▸ Written exercise: Extract the listing below in full, unchanged.

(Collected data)
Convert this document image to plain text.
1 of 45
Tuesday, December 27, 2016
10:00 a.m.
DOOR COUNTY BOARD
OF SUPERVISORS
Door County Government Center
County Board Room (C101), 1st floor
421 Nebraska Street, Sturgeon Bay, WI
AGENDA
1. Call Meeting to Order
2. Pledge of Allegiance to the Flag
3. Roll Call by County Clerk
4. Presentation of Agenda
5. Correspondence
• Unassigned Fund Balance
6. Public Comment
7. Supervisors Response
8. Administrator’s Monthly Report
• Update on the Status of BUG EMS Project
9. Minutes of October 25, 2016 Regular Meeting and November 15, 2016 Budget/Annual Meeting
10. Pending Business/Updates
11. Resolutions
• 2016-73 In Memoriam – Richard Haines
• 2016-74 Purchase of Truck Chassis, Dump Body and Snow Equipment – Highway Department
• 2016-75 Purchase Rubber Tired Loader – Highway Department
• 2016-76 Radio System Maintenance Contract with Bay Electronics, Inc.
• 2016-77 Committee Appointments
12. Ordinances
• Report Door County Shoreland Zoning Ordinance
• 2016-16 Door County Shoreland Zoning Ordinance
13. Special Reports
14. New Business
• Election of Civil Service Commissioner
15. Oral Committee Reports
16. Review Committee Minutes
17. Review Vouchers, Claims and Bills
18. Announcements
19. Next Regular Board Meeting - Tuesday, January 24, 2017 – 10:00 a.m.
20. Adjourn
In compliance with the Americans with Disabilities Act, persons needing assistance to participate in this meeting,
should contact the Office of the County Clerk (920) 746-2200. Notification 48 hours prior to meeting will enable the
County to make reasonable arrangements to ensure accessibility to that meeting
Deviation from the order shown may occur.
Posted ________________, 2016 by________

▸ Answer below:
Convert this document image to plain text.
1 of 45
Tuesday, December 27, 2016
10:00 a.m.
DOOR COUNTY BOARD
OF SUPERVISORS
Door County Government Center
County Board Room (C101), 1st floor
421 Nebraska Street, Sturgeon Bay, WI
AGENDA
1. Call Meeting to Order
2. Pledge of Allegiance to the Flag
3. Roll Call by County Clerk
4. Presentation of Agenda
5. Correspondence
• Unassigned Fund Balance
6. Public Comment
7. Supervisors Response
8. Administrator’s Monthly Report
• Update on the Status of BUG EMS Project
9. Minutes of October 25, 2016 Regular Meeting and November 15, 2016 Budget/Annual Meeting
10. Pending Business/Updates
11. Resolutions
• 2016-73 In Memoriam – Richard Haines
• 2016-74 Purchase of Truck Chassis, Dump Body and Snow Equipment – Highway Department
• 2016-75 Purchase Rubber Tired Loader – Highway Department
• 2016-76 Radio System Maintenance Contract with Bay Electronics, Inc.
• 2016-77 Committee Appointments
12. Ordinances
• Report Door County Shoreland Zoning Ordinance
• 2016-16 Door County Shoreland Zoning Ordinance
13. Special Reports
14. New Business
• Election of Civil Service Commissioner
15. Oral Committee Reports
16. Review Committee Minutes
17. Review Vouchers, Claims and Bills
18. Announcements
19. Next Regular Board Meeting - Tuesday, January 24, 2017 – 10:00 a.m.
20. Adjourn
In compliance with the Americans with Disabilities Act, persons needing assistance to participate in this meeting,
should contact the Office of the County Clerk (920) 746-2200. Notification 48 hours prior to meeting will enable the
County to make reasonable arrangements to ensure accessibility to that meeting
Deviation from the order shown may occur.
Posted ________________, 2016 by________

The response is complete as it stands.